### STATED PROBLEM
In the listing below, locate the lines that hold "Postens" and copy them.

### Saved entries
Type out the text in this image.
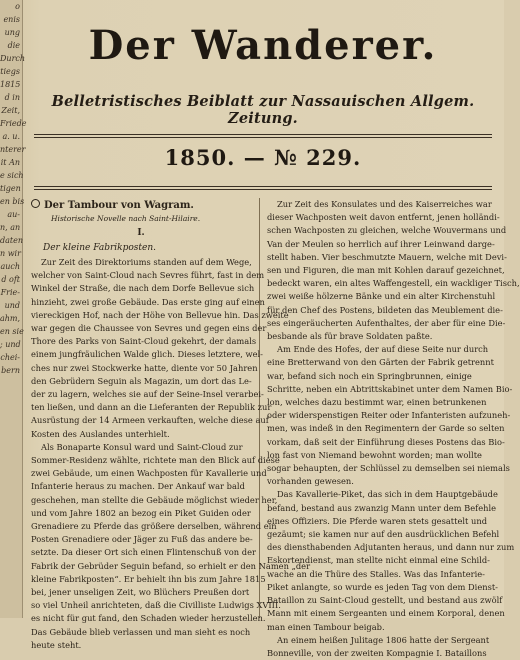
o
enis
ung
die
Durch
tiegs
1815
d in
Zeit,
Friede
a. u.
nterer
it An
e sich
tigen
en bis
au-
n, an
daten
n wir
auch
d oft
Frie-
und
ahm,
en sie
; und
chei-
bern
Der Wanderer.
Belletristisches Beiblatt zur Nassauischen Allgem. Zeitung.
1850. — № 229.
Der Tambour von Wagram.
Historische Novelle nach Saint-Hilaire.
I.
Der kleine Fabrikposten.
Zur Zeit des Direktoriums standen auf dem Wege,
welcher von Saint-Cloud nach Sevres führt, fast in dem
Winkel der Straße, die nach dem Dorfe Bellevue sich
hinzieht, zwei große Gebäude. Das erste ging auf einen
viereckigen Hof, nach der Höhe von Bellevue hin. Das zweite
war gegen die Chaussee von Sevres und gegen eins der
Thore des Parks von Saint-Cloud gekehrt, der damals
einem jungfräulichen Walde glich. Dieses letztere, wel-
ches nur zwei Stockwerke hatte, diente vor 50 Jahren
den Gebrüdern Seguin als Magazin, um dort das Le-
der zu lagern, welches sie auf der Seine-Insel verarbei-
ten ließen, und dann an die Lieferanten der Republik zur
Ausrüstung der 14 Armeen verkauften, welche diese auf
Kosten des Auslandes unterhielt.
Als Bonaparte Konsul ward und Saint-Cloud zur
Sommer-Residenz wählte, richtete man den Blick auf diese
zwei Gebäude, um einen Wachposten für Kavallerie und
Infanterie heraus zu machen. Der Ankauf war bald
geschehen, man stellte die Gebäude möglichst wieder her,
und vom Jahre 1802 an bezog ein Piket Guiden oder
Grenadiere zu Pferde das größere derselben, während ein
Posten Grenadiere oder Jäger zu Fuß das andere be-
setzte. Da dieser Ort sich einen Flintenschuß von der
Fabrik der Gebrüder Seguin befand, so erhielt er den Namen „der
kleine Fabrikposten“. Er behielt ihn bis zum Jahre 1815
bei, jener unseligen Zeit, wo Blüchers Preußen dort
so viel Unheil anrichteten, daß die Civilliste Ludwigs XVIII.
es nicht für gut fand, den Schaden wieder herzustellen.
Das Gebäude blieb verlassen und man sieht es noch
heute steht.
Zur Zeit des Konsulates und des Kaiserreiches war
dieser Wachposten weit davon entfernt, jenen holländi-
schen Wachposten zu gleichen, welche Wouvermans und
Van der Meulen so herrlich auf ihrer Leinwand darge-
stellt haben. Vier beschmutzte Mauern, welche mit Devi-
sen und Figuren, die man mit Kohlen darauf gezeichnet,
bedeckt waren, ein altes Waffengestell, ein wackliger Tisch,
zwei weiße hölzerne Bänke und ein alter Kirchenstuhl
für den Chef des Postens, bildeten das Meublement die-
ses eingeräucherten Aufenthaltes, der aber für eine Die-
besbande als für brave Soldaten paßte.
Am Ende des Hofes, der auf diese Seite nur durch
eine Bretterwand von den Gärten der Fabrik getrennt
war, befand sich noch ein Springbrunnen, einige
Schritte, neben ein Abtrittskabinet unter dem Namen Bio-
lon, welches dazu bestimmt war, einen betrunkenen
oder widerspenstigen Reiter oder Infanteristen aufzuneh-
men, was indeß in den Regimentern der Garde so selten
vorkam, daß seit der Einführung dieses Postens das Bio-
lon fast von Niemand bewohnt worden; man wollte
sogar behaupten, der Schlüssel zu demselben sei niemals
vorhanden gewesen.
Das Kavallerie-Piket, das sich in dem Hauptgebäude
befand, bestand aus zwanzig Mann unter dem Befehle
eines Offiziers. Die Pferde waren stets gesattelt und
gezäumt; sie kamen nur auf den ausdrücklichen Befehl
des diensthabenden Adjutanten heraus, und dann nur zum
Eskortendienst, man stellte nicht einmal eine Schild-
wache an die Thüre des Stalles. Was das Infanterie-
Piket anlangte, so wurde es jeden Tag von dem Dienst-
Bataillon zu Saint-Cloud gestellt, und bestand aus zwölf
Mann mit einem Sergeanten und einem Korporal, denen
man einen Tambour beigab.
An einem heißen Julitage 1806 hatte der Sergeant
Bonneville, von der zweiten Kompagnie I. Bataillons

### EXERCISE OUTPUT
für den Chef des Postens, bildeten das Meublement die-
vorkam, daß seit der Einführung dieses Postens das Bio-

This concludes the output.